> **Information supplied**
......

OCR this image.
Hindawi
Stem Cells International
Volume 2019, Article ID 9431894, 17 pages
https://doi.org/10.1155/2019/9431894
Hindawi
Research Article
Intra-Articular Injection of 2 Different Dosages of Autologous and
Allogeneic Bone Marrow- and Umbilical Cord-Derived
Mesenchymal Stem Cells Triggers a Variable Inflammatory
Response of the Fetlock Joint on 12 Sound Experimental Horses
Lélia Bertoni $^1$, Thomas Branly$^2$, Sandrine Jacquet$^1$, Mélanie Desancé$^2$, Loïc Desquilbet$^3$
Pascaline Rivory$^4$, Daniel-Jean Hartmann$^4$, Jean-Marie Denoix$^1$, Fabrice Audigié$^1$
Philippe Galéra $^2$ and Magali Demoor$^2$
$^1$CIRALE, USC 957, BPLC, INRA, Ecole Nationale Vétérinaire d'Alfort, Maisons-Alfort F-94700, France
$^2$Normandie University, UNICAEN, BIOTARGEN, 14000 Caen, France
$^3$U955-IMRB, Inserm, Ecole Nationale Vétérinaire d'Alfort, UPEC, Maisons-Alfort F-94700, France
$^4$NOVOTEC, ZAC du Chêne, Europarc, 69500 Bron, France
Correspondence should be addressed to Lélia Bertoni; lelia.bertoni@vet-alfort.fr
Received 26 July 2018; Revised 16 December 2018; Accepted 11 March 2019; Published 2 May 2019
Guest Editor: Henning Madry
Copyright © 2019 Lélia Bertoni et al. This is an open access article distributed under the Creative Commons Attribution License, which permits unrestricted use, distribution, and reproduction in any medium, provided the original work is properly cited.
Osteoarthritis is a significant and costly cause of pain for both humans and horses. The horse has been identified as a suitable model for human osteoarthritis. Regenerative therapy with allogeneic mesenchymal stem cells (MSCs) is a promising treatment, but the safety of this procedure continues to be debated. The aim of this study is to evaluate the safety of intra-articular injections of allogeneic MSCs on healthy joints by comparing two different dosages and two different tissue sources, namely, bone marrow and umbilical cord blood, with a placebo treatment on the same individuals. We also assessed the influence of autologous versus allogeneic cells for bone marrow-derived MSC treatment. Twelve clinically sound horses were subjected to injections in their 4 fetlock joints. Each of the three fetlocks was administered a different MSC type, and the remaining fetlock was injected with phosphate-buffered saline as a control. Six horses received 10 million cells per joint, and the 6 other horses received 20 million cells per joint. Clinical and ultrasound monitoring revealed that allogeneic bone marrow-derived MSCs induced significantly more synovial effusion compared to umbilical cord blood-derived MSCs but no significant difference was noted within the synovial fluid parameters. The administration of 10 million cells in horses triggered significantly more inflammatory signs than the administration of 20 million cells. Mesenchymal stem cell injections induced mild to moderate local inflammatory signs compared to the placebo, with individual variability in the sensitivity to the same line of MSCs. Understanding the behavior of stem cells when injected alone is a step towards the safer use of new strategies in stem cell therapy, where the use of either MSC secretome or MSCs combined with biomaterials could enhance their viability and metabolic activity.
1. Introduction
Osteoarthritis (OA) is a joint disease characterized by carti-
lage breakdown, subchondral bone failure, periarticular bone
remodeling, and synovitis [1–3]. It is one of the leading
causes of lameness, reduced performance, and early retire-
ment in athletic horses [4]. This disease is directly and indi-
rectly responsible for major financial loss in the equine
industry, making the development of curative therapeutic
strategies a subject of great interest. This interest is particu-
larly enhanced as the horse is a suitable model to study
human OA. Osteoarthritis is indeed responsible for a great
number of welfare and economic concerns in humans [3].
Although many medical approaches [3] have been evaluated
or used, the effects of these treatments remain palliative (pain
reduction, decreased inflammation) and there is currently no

......

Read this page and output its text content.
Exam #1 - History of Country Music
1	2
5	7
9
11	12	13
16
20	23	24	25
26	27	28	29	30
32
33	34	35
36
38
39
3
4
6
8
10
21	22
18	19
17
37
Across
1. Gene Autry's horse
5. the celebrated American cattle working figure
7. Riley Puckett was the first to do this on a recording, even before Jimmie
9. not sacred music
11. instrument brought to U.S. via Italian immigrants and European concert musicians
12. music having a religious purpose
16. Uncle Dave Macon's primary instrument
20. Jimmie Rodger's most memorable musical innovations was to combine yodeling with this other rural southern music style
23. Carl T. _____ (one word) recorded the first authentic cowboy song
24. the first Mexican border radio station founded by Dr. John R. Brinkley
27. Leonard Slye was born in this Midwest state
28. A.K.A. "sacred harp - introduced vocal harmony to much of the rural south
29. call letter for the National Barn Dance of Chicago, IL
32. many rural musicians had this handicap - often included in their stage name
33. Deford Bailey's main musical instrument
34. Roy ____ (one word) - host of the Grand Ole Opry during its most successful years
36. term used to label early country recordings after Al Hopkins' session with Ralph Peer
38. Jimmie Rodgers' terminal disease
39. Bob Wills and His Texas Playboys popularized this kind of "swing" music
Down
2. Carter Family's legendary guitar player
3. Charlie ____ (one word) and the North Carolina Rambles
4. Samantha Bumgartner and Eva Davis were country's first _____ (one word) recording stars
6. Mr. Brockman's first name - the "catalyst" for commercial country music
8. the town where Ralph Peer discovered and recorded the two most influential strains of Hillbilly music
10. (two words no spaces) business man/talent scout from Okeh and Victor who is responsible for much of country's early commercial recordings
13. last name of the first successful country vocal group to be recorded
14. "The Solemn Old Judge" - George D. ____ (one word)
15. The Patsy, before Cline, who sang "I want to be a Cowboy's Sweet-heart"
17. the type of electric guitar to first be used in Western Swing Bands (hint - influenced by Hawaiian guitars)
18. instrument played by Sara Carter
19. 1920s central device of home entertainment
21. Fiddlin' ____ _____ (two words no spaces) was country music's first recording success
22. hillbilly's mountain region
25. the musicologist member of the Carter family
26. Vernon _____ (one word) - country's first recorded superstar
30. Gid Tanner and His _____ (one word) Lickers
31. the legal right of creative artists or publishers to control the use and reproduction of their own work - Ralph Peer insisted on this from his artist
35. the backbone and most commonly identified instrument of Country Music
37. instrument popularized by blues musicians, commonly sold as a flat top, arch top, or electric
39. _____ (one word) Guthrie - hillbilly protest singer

......

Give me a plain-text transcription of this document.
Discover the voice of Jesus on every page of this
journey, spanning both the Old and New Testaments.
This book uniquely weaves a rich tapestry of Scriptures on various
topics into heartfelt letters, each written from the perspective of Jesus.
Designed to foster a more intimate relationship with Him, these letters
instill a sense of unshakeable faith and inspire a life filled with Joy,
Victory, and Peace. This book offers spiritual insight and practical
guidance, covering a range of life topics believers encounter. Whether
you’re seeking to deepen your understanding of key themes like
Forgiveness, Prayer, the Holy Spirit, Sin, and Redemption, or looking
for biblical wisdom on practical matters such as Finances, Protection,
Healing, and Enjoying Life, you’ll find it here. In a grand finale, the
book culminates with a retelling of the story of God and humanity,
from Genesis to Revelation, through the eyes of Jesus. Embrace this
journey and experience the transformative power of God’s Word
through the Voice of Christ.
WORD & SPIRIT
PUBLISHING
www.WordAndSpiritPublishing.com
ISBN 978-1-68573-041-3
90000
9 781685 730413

......

> **Your instructions**
Where a line in the listing holds the string "Bertoni", include it in the count, then report the total alone.

> **Problem solution**
3